» **What you are asked to do**: Filter the records for lines holding the string "this".

═════ Entries

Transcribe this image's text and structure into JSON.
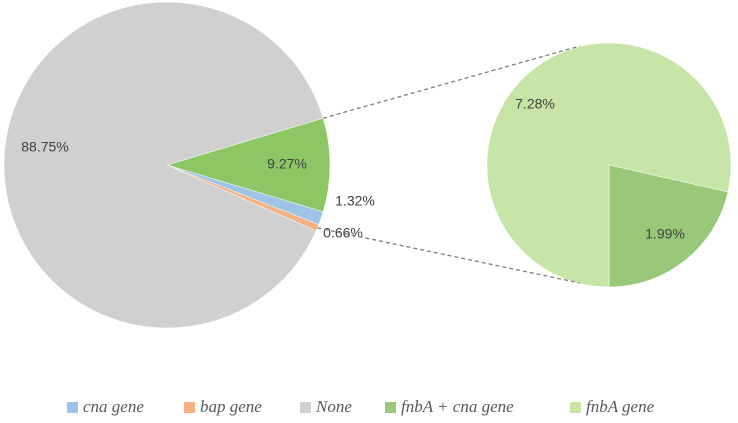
{
  "chart_data": {
    "type": "pie-of-pie",
    "main": {
      "categories": [
        "cna gene",
        "bap gene",
        "None",
        null
      ],
      "values": [
        1.32,
        0.66,
        88.75,
        9.27
      ],
      "value_labels": [
        "1.32%",
        "0.66%",
        "88.75%",
        "9.27%"
      ],
      "colors": [
        "#9dc3e6",
        "#f4b183",
        "#d0d0d0",
        "#8cc665"
      ]
    },
    "secondary": {
      "categories": [
        "fnbA + cna gene",
        "fnbA gene"
      ],
      "values": [
        1.99,
        7.28
      ],
      "value_labels": [
        "1.99%",
        "7.28%"
      ],
      "colors": [
        "#98c878",
        "#c8e5a8"
      ]
    }
  }
}
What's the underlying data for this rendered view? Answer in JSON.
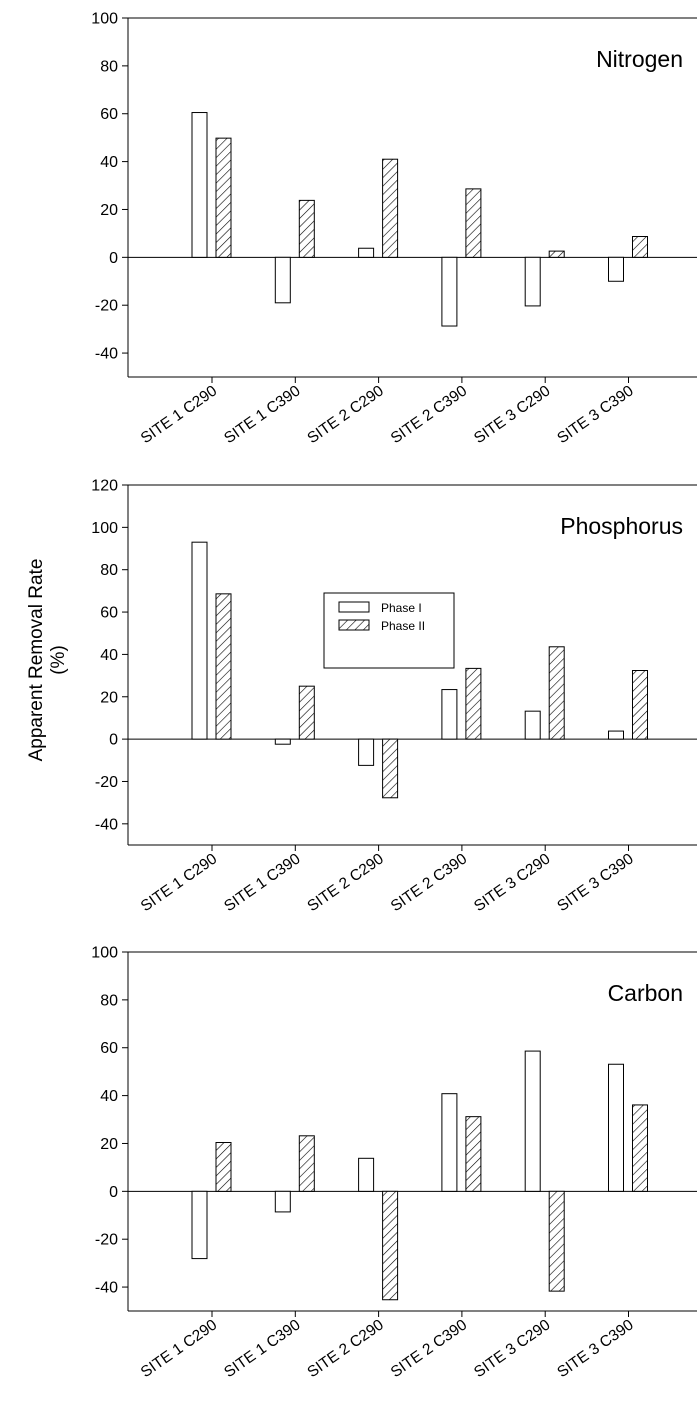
{
  "figure": {
    "ylabel_line1": "Apparent Removal Rate",
    "ylabel_line2": "(%)",
    "legend": {
      "phase1": "Phase I",
      "phase2": "Phase II"
    },
    "colors": {
      "phase1_fill": "#ffffff",
      "phase2_hatch": "#000000",
      "axis": "#000000"
    }
  },
  "chart_data": [
    {
      "type": "bar",
      "title": "Nitrogen",
      "categories": [
        "SITE 1 C290",
        "SITE 1 C390",
        "SITE 2 C290",
        "SITE 2 C390",
        "SITE 3 C290",
        "SITE 3 C390"
      ],
      "series": [
        {
          "name": "Phase I",
          "pattern": "open",
          "values": [
            60.5,
            -19,
            3.8,
            -28.7,
            -20.3,
            -10
          ]
        },
        {
          "name": "Phase II",
          "pattern": "hatched",
          "values": [
            49.8,
            23.8,
            41,
            28.6,
            2.6,
            8.7
          ]
        }
      ],
      "ylim": [
        -50,
        100
      ],
      "yticks": [
        -40,
        -20,
        0,
        20,
        40,
        60,
        80,
        100
      ],
      "legend": false
    },
    {
      "type": "bar",
      "title": "Phosphorus",
      "categories": [
        "SITE 1 C290",
        "SITE 1 C390",
        "SITE 2 C290",
        "SITE 2 C390",
        "SITE 3 C290",
        "SITE 3 C390"
      ],
      "series": [
        {
          "name": "Phase I",
          "pattern": "open",
          "values": [
            93,
            -2.4,
            -12.4,
            23.4,
            13.2,
            3.8
          ]
        },
        {
          "name": "Phase II",
          "pattern": "hatched",
          "values": [
            68.6,
            25,
            -27.7,
            33.4,
            43.6,
            32.4
          ]
        }
      ],
      "ylim": [
        -50,
        120
      ],
      "yticks": [
        -40,
        -20,
        0,
        20,
        40,
        60,
        80,
        100,
        120
      ],
      "legend": true,
      "legend_position": "center"
    },
    {
      "type": "bar",
      "title": "Carbon",
      "categories": [
        "SITE 1 C290",
        "SITE 1 C390",
        "SITE 2 C290",
        "SITE 2 C390",
        "SITE 3 C290",
        "SITE 3 C390"
      ],
      "series": [
        {
          "name": "Phase I",
          "pattern": "open",
          "values": [
            -28.1,
            -8.6,
            13.8,
            40.8,
            58.6,
            53.1
          ]
        },
        {
          "name": "Phase II",
          "pattern": "hatched",
          "values": [
            20.4,
            23.2,
            -45.3,
            31.2,
            -41.7,
            36.1
          ]
        }
      ],
      "ylim": [
        -50,
        100
      ],
      "yticks": [
        -40,
        -20,
        0,
        20,
        40,
        60,
        80,
        100
      ],
      "legend": false
    }
  ]
}
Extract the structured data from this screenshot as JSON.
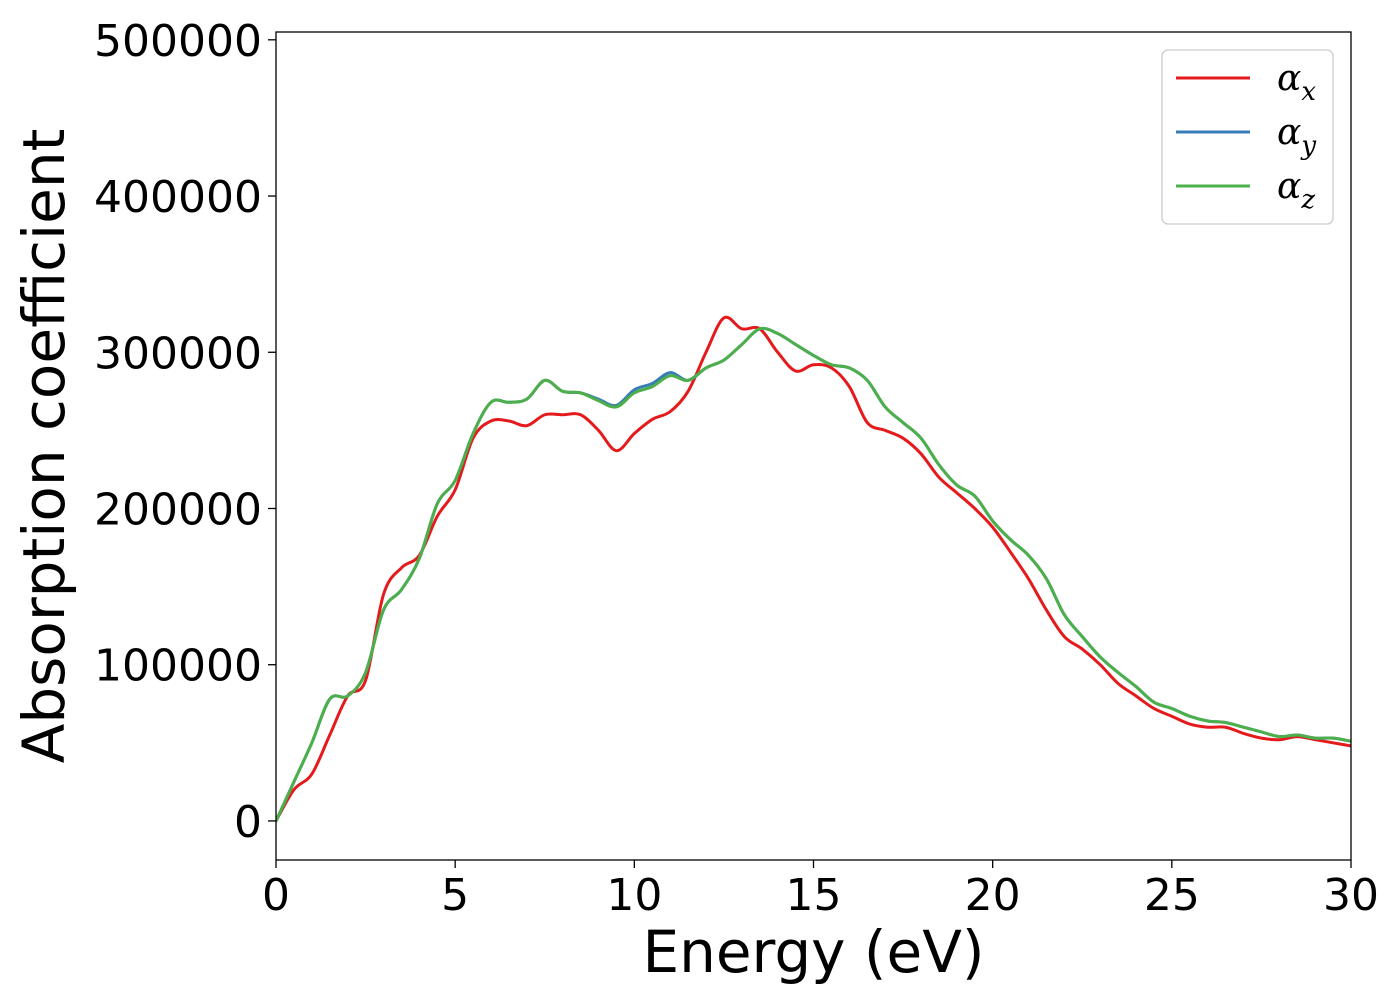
{
  "chart_data": {
    "type": "line",
    "xlabel": "Energy (eV)",
    "ylabel": "Absorption coefficient",
    "xlim": [
      0,
      30
    ],
    "ylim": [
      -25000,
      505000
    ],
    "x_ticks": [
      0,
      5,
      10,
      15,
      20,
      25,
      30
    ],
    "y_ticks": [
      0,
      100000,
      200000,
      300000,
      400000,
      500000
    ],
    "x_tick_labels": [
      "0",
      "5",
      "10",
      "15",
      "20",
      "25",
      "30"
    ],
    "y_tick_labels": [
      "0",
      "100000",
      "200000",
      "300000",
      "400000",
      "500000"
    ],
    "grid": false,
    "legend_position": "top-right",
    "series": [
      {
        "name": "α_x",
        "legend_symbol": "α",
        "legend_subscript": "x",
        "color": "#e41a1c",
        "x": [
          0,
          0.5,
          1,
          1.5,
          2,
          2.5,
          3,
          3.5,
          4,
          4.5,
          5,
          5.5,
          6,
          6.5,
          7,
          7.5,
          8,
          8.5,
          9,
          9.5,
          10,
          10.5,
          11,
          11.5,
          12,
          12.5,
          13,
          13.5,
          14,
          14.5,
          15,
          15.5,
          16,
          16.5,
          17,
          17.5,
          18,
          18.5,
          19,
          19.5,
          20,
          20.5,
          21,
          21.5,
          22,
          22.5,
          23,
          23.5,
          24,
          24.5,
          25,
          25.5,
          26,
          26.5,
          27,
          27.5,
          28,
          28.5,
          29,
          29.5,
          30
        ],
        "y": [
          0,
          20000,
          30000,
          55000,
          80000,
          90000,
          145000,
          162000,
          170000,
          195000,
          212000,
          245000,
          256000,
          256000,
          253000,
          260000,
          260000,
          260000,
          250000,
          237000,
          248000,
          257000,
          262000,
          275000,
          300000,
          322000,
          315000,
          315000,
          300000,
          288000,
          292000,
          290000,
          278000,
          255000,
          250000,
          245000,
          235000,
          220000,
          210000,
          200000,
          188000,
          172000,
          155000,
          135000,
          118000,
          110000,
          100000,
          88000,
          80000,
          72000,
          67000,
          62000,
          60000,
          60000,
          56000,
          53000,
          52000,
          54000,
          52000,
          50000,
          48000
        ]
      },
      {
        "name": "α_y",
        "legend_symbol": "α",
        "legend_subscript": "y",
        "color": "#377eb8",
        "x": [
          0,
          0.5,
          1,
          1.5,
          2,
          2.5,
          3,
          3.5,
          4,
          4.5,
          5,
          5.5,
          6,
          6.5,
          7,
          7.5,
          8,
          8.5,
          9,
          9.5,
          10,
          10.5,
          11,
          11.5,
          12,
          12.5,
          13,
          13.5,
          14,
          14.5,
          15,
          15.5,
          16,
          16.5,
          17,
          17.5,
          18,
          18.5,
          19,
          19.5,
          20,
          20.5,
          21,
          21.5,
          22,
          22.5,
          23,
          23.5,
          24,
          24.5,
          25,
          25.5,
          26,
          26.5,
          27,
          27.5,
          28,
          28.5,
          29,
          29.5,
          30
        ],
        "y": [
          0,
          25000,
          50000,
          78000,
          80000,
          95000,
          135000,
          148000,
          168000,
          203000,
          218000,
          248000,
          268000,
          268000,
          270000,
          282000,
          275000,
          274000,
          270000,
          266000,
          276000,
          280000,
          287000,
          282000,
          290000,
          295000,
          305000,
          315000,
          312000,
          305000,
          298000,
          292000,
          290000,
          282000,
          265000,
          255000,
          245000,
          228000,
          215000,
          208000,
          192000,
          180000,
          170000,
          155000,
          132000,
          118000,
          105000,
          95000,
          86000,
          76000,
          72000,
          67000,
          64000,
          63000,
          60000,
          57000,
          54000,
          55000,
          53000,
          53000,
          51000
        ]
      },
      {
        "name": "α_z",
        "legend_symbol": "α",
        "legend_subscript": "z",
        "color": "#4daf4a",
        "x": [
          0,
          0.5,
          1,
          1.5,
          2,
          2.5,
          3,
          3.5,
          4,
          4.5,
          5,
          5.5,
          6,
          6.5,
          7,
          7.5,
          8,
          8.5,
          9,
          9.5,
          10,
          10.5,
          11,
          11.5,
          12,
          12.5,
          13,
          13.5,
          14,
          14.5,
          15,
          15.5,
          16,
          16.5,
          17,
          17.5,
          18,
          18.5,
          19,
          19.5,
          20,
          20.5,
          21,
          21.5,
          22,
          22.5,
          23,
          23.5,
          24,
          24.5,
          25,
          25.5,
          26,
          26.5,
          27,
          27.5,
          28,
          28.5,
          29,
          29.5,
          30
        ],
        "y": [
          0,
          25000,
          50000,
          78000,
          80000,
          95000,
          135000,
          148000,
          168000,
          203000,
          218000,
          248000,
          268000,
          268000,
          270000,
          282000,
          275000,
          274000,
          269000,
          265000,
          274000,
          278000,
          285000,
          282000,
          290000,
          295000,
          305000,
          315000,
          312000,
          305000,
          298000,
          292000,
          290000,
          282000,
          265000,
          255000,
          245000,
          228000,
          215000,
          208000,
          192000,
          180000,
          170000,
          155000,
          132000,
          118000,
          105000,
          95000,
          86000,
          76000,
          72000,
          67000,
          64000,
          63000,
          60000,
          57000,
          54000,
          55000,
          53000,
          53000,
          51000
        ]
      }
    ]
  }
}
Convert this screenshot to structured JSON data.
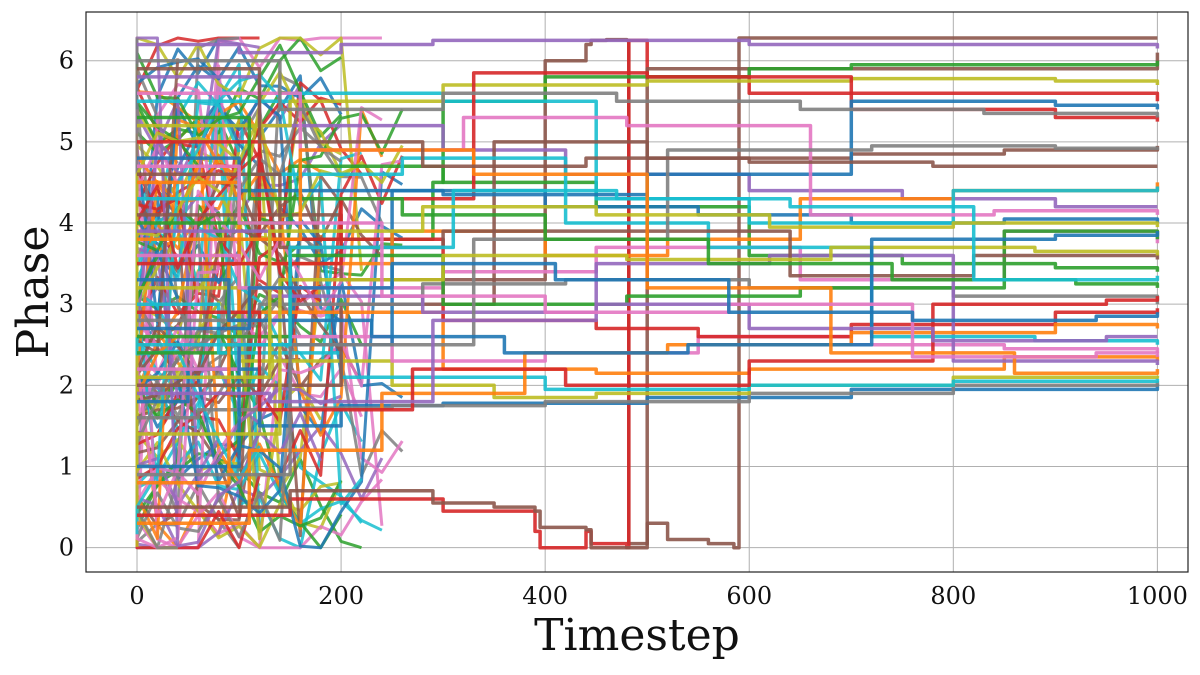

══════════

» **Written reply**:
Transcribe this image's text and structure into JSON.
What's the underlying data for this rendered view? Answer in JSON.
Extract the structured data from this screenshot as JSON.
Convert this screenshot to structured JSON data.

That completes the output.